» TASK DESCRIPTION
Gather up every line from the entries below that uses the word "Administrative".
━━━ PROVIDED RECORDS
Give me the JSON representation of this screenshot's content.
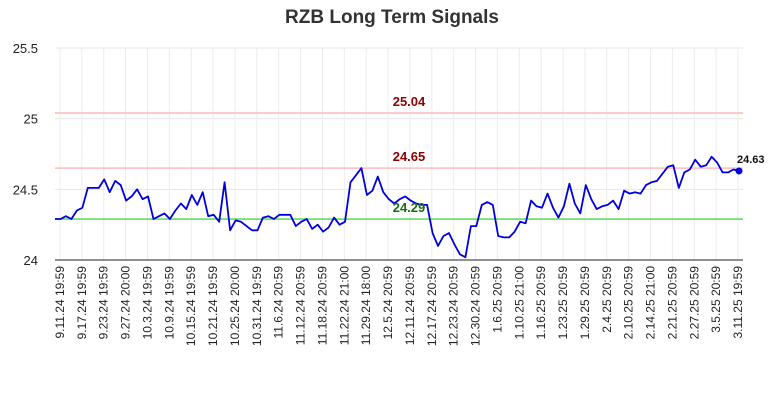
{
  "chart_data": {
    "type": "line",
    "title": "RZB Long Term Signals",
    "xlabel": "",
    "ylabel": "",
    "ylim": [
      24,
      25.5
    ],
    "y_ticks": [
      "24",
      "24.5",
      "25",
      "25.5"
    ],
    "x_ticks": [
      "9.11.24 19:59",
      "9.17.24 19:59",
      "9.23.24 19:59",
      "9.27.24 20:00",
      "10.3.24 19:59",
      "10.9.24 19:59",
      "10.15.24 19:59",
      "10.21.24 19:59",
      "10.25.24 20:00",
      "10.31.24 19:59",
      "11.6.24 20:59",
      "11.12.24 20:59",
      "11.18.24 20:59",
      "11.22.24 21:00",
      "11.29.24 18:00",
      "12.5.24 20:59",
      "12.11.24 20:59",
      "12.17.24 20:59",
      "12.23.24 20:59",
      "12.30.24 20:59",
      "1.6.25 20:59",
      "1.10.25 21:00",
      "1.16.25 20:59",
      "1.23.25 20:59",
      "1.29.25 20:59",
      "2.4.25 20:59",
      "2.10.25 20:59",
      "2.14.25 21:00",
      "2.21.25 20:59",
      "2.27.25 20:59",
      "3.5.25 20:59",
      "3.11.25 19:59"
    ],
    "grid": true,
    "series": [
      {
        "color": "#0000dd",
        "values": [
          24.29,
          24.29,
          24.31,
          24.29,
          24.35,
          24.37,
          24.51,
          24.51,
          24.51,
          24.57,
          24.48,
          24.56,
          24.53,
          24.42,
          24.45,
          24.5,
          24.43,
          24.45,
          24.29,
          24.31,
          24.33,
          24.29,
          24.35,
          24.4,
          24.36,
          24.46,
          24.39,
          24.48,
          24.31,
          24.32,
          24.27,
          24.55,
          24.21,
          24.28,
          24.27,
          24.24,
          24.21,
          24.21,
          24.3,
          24.31,
          24.29,
          24.32,
          24.32,
          24.32,
          24.24,
          24.27,
          24.29,
          24.22,
          24.25,
          24.2,
          24.23,
          24.3,
          24.25,
          24.27,
          24.55,
          24.6,
          24.65,
          24.46,
          24.49,
          24.59,
          24.48,
          24.43,
          24.4,
          24.43,
          24.45,
          24.42,
          24.4,
          24.39,
          24.39,
          24.19,
          24.1,
          24.17,
          24.19,
          24.11,
          24.04,
          24.02,
          24.24,
          24.24,
          24.39,
          24.41,
          24.39,
          24.17,
          24.16,
          24.16,
          24.2,
          24.27,
          24.26,
          24.42,
          24.38,
          24.37,
          24.47,
          24.37,
          24.3,
          24.38,
          24.54,
          24.4,
          24.33,
          24.53,
          24.43,
          24.36,
          24.38,
          24.39,
          24.42,
          24.36,
          24.49,
          24.47,
          24.48,
          24.47,
          24.53,
          24.55,
          24.56,
          24.61,
          24.66,
          24.67,
          24.51,
          24.62,
          24.64,
          24.71,
          24.66,
          24.67,
          24.73,
          24.69,
          24.62,
          24.62,
          24.64,
          24.63
        ]
      }
    ],
    "reference_lines": [
      {
        "value": 25.04,
        "label": "25.04",
        "line_color": "#ffbbbb",
        "label_color": "#8b0000"
      },
      {
        "value": 24.65,
        "label": "24.65",
        "line_color": "#ffbbbb",
        "label_color": "#8b0000"
      },
      {
        "value": 24.29,
        "label": "24.29",
        "line_color": "#66dd66",
        "label_color": "#1a6b1a"
      }
    ],
    "last_value_label": "24.63"
  }
}
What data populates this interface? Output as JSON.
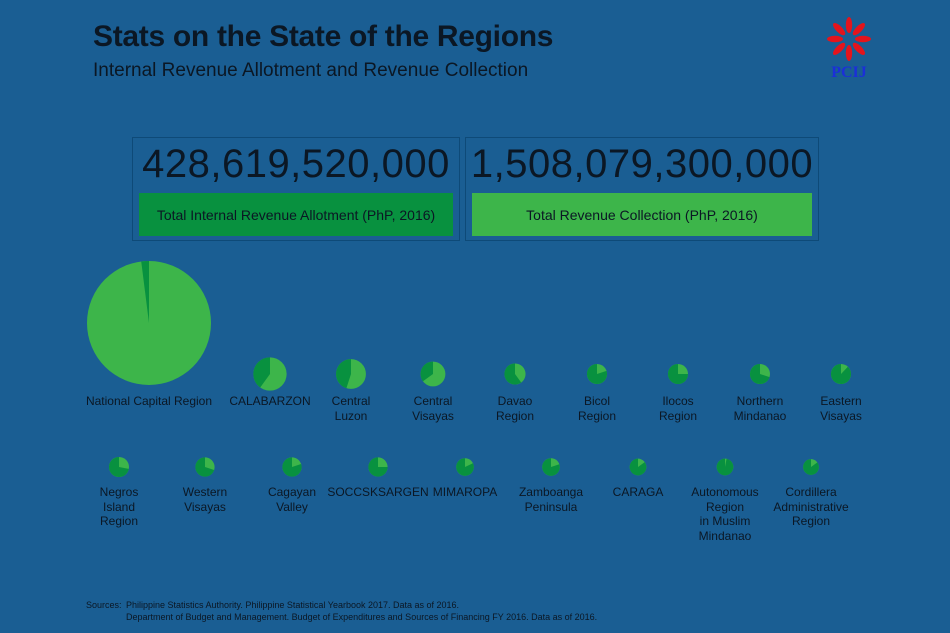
{
  "header": {
    "title": "Stats on the State of the Regions",
    "subtitle": "Internal Revenue Allotment and Revenue Collection",
    "logo_text": "PCIJ"
  },
  "stats": [
    {
      "value": "428,619,520,000",
      "label": "Total Internal Revenue Allotment (PhP, 2016)",
      "color": "#08913f"
    },
    {
      "value": "1,508,079,300,000",
      "label": "Total Revenue Collection (PhP, 2016)",
      "color": "#3db54a"
    }
  ],
  "colors": {
    "background": "#1a5e93",
    "ira": "#08913f",
    "revenue": "#3db54a"
  },
  "chart_data": {
    "type": "pie",
    "encoding": "Each region is a pie; slice shares are IRA (dark green) vs revenue collection (light green); circle area scales with total.",
    "series_colors": {
      "ira": "#08913f",
      "revenue": "#3db54a"
    },
    "regions": [
      {
        "name": "National Capital Region",
        "lines": [
          "National Capital Region"
        ],
        "ira_share": 0.02,
        "total_scale": 1.0
      },
      {
        "name": "CALABARZON",
        "lines": [
          "CALABARZON"
        ],
        "ira_share": 0.4,
        "total_scale": 0.072
      },
      {
        "name": "Central Luzon",
        "lines": [
          "Central",
          "Luzon"
        ],
        "ira_share": 0.45,
        "total_scale": 0.058
      },
      {
        "name": "Central Visayas",
        "lines": [
          "Central",
          "Visayas"
        ],
        "ira_share": 0.35,
        "total_scale": 0.04
      },
      {
        "name": "Davao Region",
        "lines": [
          "Davao",
          "Region"
        ],
        "ira_share": 0.6,
        "total_scale": 0.029
      },
      {
        "name": "Bicol Region",
        "lines": [
          "Bicol",
          "Region"
        ],
        "ira_share": 0.8,
        "total_scale": 0.026
      },
      {
        "name": "Ilocos Region",
        "lines": [
          "Ilocos",
          "Region"
        ],
        "ira_share": 0.75,
        "total_scale": 0.026
      },
      {
        "name": "Northern Mindanao",
        "lines": [
          "Northern",
          "Mindanao"
        ],
        "ira_share": 0.7,
        "total_scale": 0.026
      },
      {
        "name": "Eastern Visayas",
        "lines": [
          "Eastern",
          "Visayas"
        ],
        "ira_share": 0.88,
        "total_scale": 0.026
      },
      {
        "name": "Negros Island Region",
        "lines": [
          "Negros",
          "Island",
          "Region"
        ],
        "ira_share": 0.72,
        "total_scale": 0.026
      },
      {
        "name": "Western Visayas",
        "lines": [
          "Western",
          "Visayas"
        ],
        "ira_share": 0.7,
        "total_scale": 0.024
      },
      {
        "name": "Cagayan Valley",
        "lines": [
          "Cagayan",
          "Valley"
        ],
        "ira_share": 0.8,
        "total_scale": 0.024
      },
      {
        "name": "SOCCSKSARGEN",
        "lines": [
          "SOCCSKSARGEN"
        ],
        "ira_share": 0.75,
        "total_scale": 0.024
      },
      {
        "name": "MIMAROPA",
        "lines": [
          "MIMAROPA"
        ],
        "ira_share": 0.82,
        "total_scale": 0.02
      },
      {
        "name": "Zamboanga Peninsula",
        "lines": [
          "Zamboanga",
          "Peninsula"
        ],
        "ira_share": 0.8,
        "total_scale": 0.02
      },
      {
        "name": "CARAGA",
        "lines": [
          "CARAGA"
        ],
        "ira_share": 0.85,
        "total_scale": 0.018
      },
      {
        "name": "Autonomous Region in Muslim Mindanao",
        "lines": [
          "Autonomous",
          "Region",
          "in Muslim",
          "Mindanao"
        ],
        "ira_share": 0.97,
        "total_scale": 0.018
      },
      {
        "name": "Cordillera Administrative Region",
        "lines": [
          "Cordillera",
          "Administrative",
          "Region"
        ],
        "ira_share": 0.85,
        "total_scale": 0.016
      }
    ]
  },
  "sources": {
    "lead": "Sources:",
    "lines": [
      "Philippine Statistics Authority. Philippine Statistical Yearbook 2017. Data as of 2016.",
      "Department of Budget and Management. Budget of Expenditures and Sources of Financing FY 2016. Data as of 2016."
    ]
  }
}
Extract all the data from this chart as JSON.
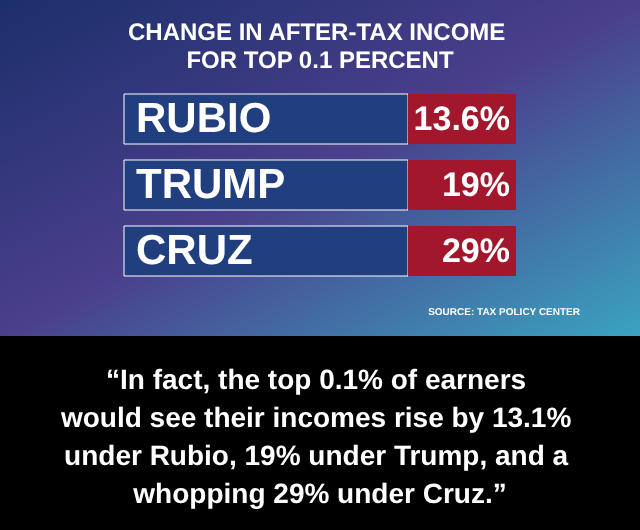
{
  "chart_data": {
    "type": "other",
    "title": "CHANGE IN AFTER-TAX INCOME FOR TOP 0.1 PERCENT",
    "categories": [
      "RUBIO",
      "TRUMP",
      "CRUZ"
    ],
    "values": [
      13.6,
      19,
      29
    ],
    "value_labels": [
      "13.6%",
      "19%",
      "29%"
    ],
    "color": "#a3172c",
    "annotations": [
      "SOURCE: TAX POLICY CENTER",
      "“In fact, the top 0.1% of earners would see their incomes rise by 13.1% under Rubio, 19% under Trump, and a whopping 29% under Cruz.”"
    ]
  }
}
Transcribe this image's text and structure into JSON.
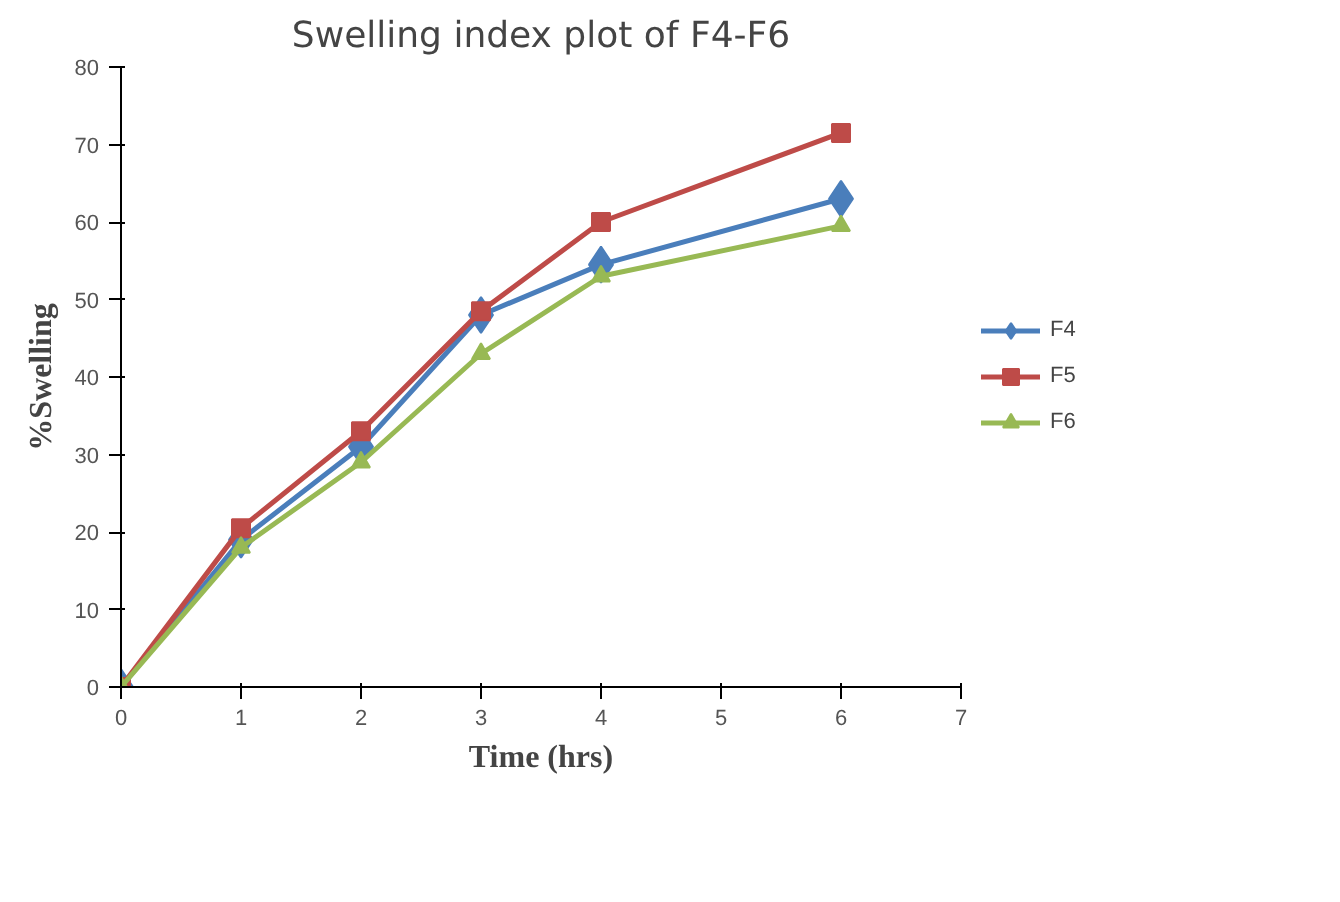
{
  "chart_data": {
    "type": "line",
    "title": "Swelling index plot of F4-F6",
    "xlabel": "Time (hrs)",
    "ylabel": "%Swelling",
    "x": [
      0,
      1,
      2,
      3,
      4,
      6
    ],
    "series": [
      {
        "name": "F4",
        "color": "#4a7ebb",
        "marker": "diamond",
        "values": [
          0,
          19,
          31,
          48,
          54.5,
          63
        ]
      },
      {
        "name": "F5",
        "color": "#be4b48",
        "marker": "square",
        "values": [
          0,
          20.5,
          33,
          48.5,
          60,
          71.5
        ]
      },
      {
        "name": "F6",
        "color": "#98b954",
        "marker": "triangle",
        "values": [
          0,
          18,
          29,
          43,
          53,
          59.5
        ]
      }
    ],
    "xlim": [
      0,
      7
    ],
    "xticks": [
      0,
      1,
      2,
      3,
      4,
      5,
      6,
      7
    ],
    "ylim": [
      0,
      80
    ],
    "yticks": [
      0,
      10,
      20,
      30,
      40,
      50,
      60,
      70,
      80
    ],
    "grid": false,
    "legend": "right",
    "line_style": "solid"
  }
}
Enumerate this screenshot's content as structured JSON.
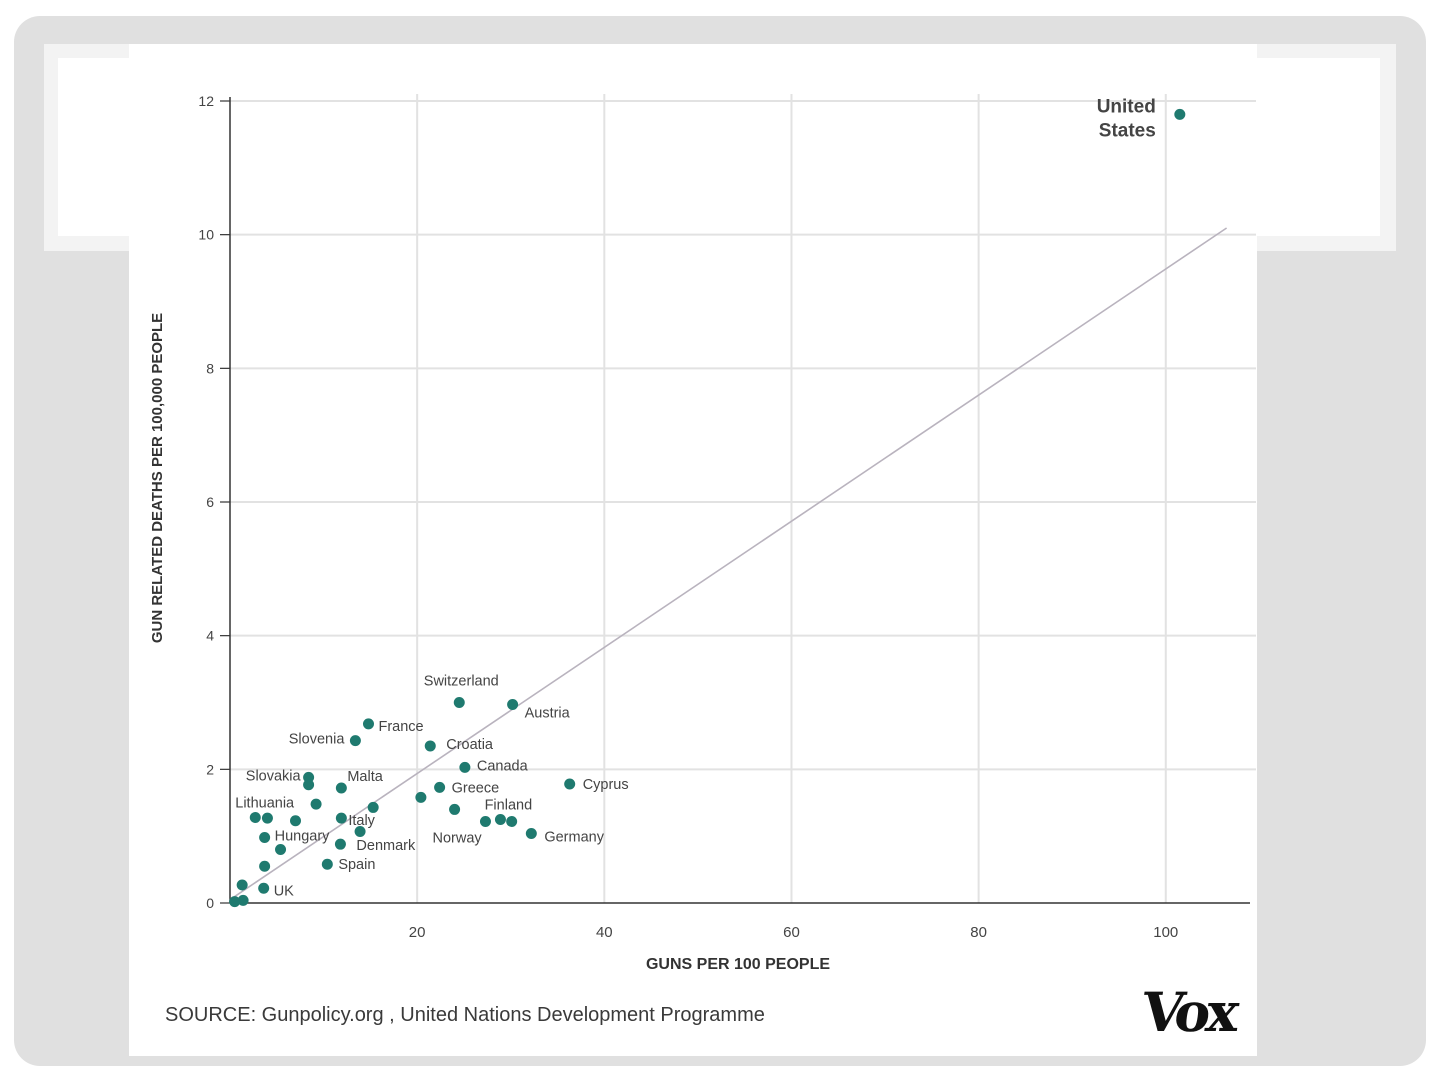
{
  "footer": {
    "source": "SOURCE: Gunpolicy.org , United Nations Development Programme",
    "logo": "Vox"
  },
  "colors": {
    "point": "#1f7a6f",
    "trend": "#b9b3be",
    "grid": "#e2e2e2",
    "axis": "#333333",
    "label": "#444444"
  },
  "chart_data": {
    "type": "scatter",
    "xlabel": "GUNS PER 100 PEOPLE",
    "ylabel": "GUN RELATED DEATHS PER 100,000 PEOPLE",
    "xlim": [
      0,
      109
    ],
    "ylim": [
      0,
      12.1
    ],
    "xticks": [
      20,
      40,
      60,
      80,
      100
    ],
    "yticks": [
      0,
      2,
      4,
      6,
      8,
      10,
      12
    ],
    "grid": true,
    "trendline": {
      "x": [
        0,
        106.5
      ],
      "y": [
        0.05,
        10.1
      ]
    },
    "points": [
      {
        "name": "United States",
        "x": 101.5,
        "y": 11.8
      },
      {
        "name": "Switzerland",
        "x": 24.5,
        "y": 3.0
      },
      {
        "name": "Austria",
        "x": 30.2,
        "y": 2.97
      },
      {
        "name": "France",
        "x": 14.8,
        "y": 2.68
      },
      {
        "name": "Slovenia",
        "x": 13.4,
        "y": 2.43
      },
      {
        "name": "Croatia",
        "x": 21.4,
        "y": 2.35
      },
      {
        "name": "Canada",
        "x": 25.1,
        "y": 2.03
      },
      {
        "name": "Cyprus",
        "x": 36.3,
        "y": 1.78
      },
      {
        "name": "Slovakia",
        "x": 8.4,
        "y": 1.88
      },
      {
        "name": "",
        "x": 8.4,
        "y": 1.77
      },
      {
        "name": "Malta",
        "x": 11.9,
        "y": 1.72
      },
      {
        "name": "Greece",
        "x": 22.4,
        "y": 1.73
      },
      {
        "name": "",
        "x": 20.4,
        "y": 1.58
      },
      {
        "name": "",
        "x": 9.2,
        "y": 1.48
      },
      {
        "name": "",
        "x": 15.3,
        "y": 1.43
      },
      {
        "name": "Finland",
        "x": 24.0,
        "y": 1.4
      },
      {
        "name": "Lithuania",
        "x": 2.7,
        "y": 1.28
      },
      {
        "name": "",
        "x": 4.0,
        "y": 1.27
      },
      {
        "name": "",
        "x": 7.0,
        "y": 1.23
      },
      {
        "name": "Italy",
        "x": 11.9,
        "y": 1.27
      },
      {
        "name": "",
        "x": 27.3,
        "y": 1.22
      },
      {
        "name": "",
        "x": 28.9,
        "y": 1.25
      },
      {
        "name": "Norway",
        "x": 30.1,
        "y": 1.22
      },
      {
        "name": "Hungary",
        "x": 3.7,
        "y": 0.98
      },
      {
        "name": "",
        "x": 13.9,
        "y": 1.07
      },
      {
        "name": "Germany",
        "x": 32.2,
        "y": 1.04
      },
      {
        "name": "Denmark",
        "x": 11.8,
        "y": 0.88
      },
      {
        "name": "",
        "x": 5.4,
        "y": 0.8
      },
      {
        "name": "Spain",
        "x": 10.4,
        "y": 0.58
      },
      {
        "name": "",
        "x": 3.7,
        "y": 0.55
      },
      {
        "name": "",
        "x": 1.3,
        "y": 0.27
      },
      {
        "name": "UK",
        "x": 3.6,
        "y": 0.22
      },
      {
        "name": "",
        "x": 1.4,
        "y": 0.04
      },
      {
        "name": "",
        "x": 0.5,
        "y": 0.02
      }
    ]
  }
}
━━━━━━
» ANSWER TO THE PROBLEM
        "name": "Cordillera Administrative Region",
          "Administrative",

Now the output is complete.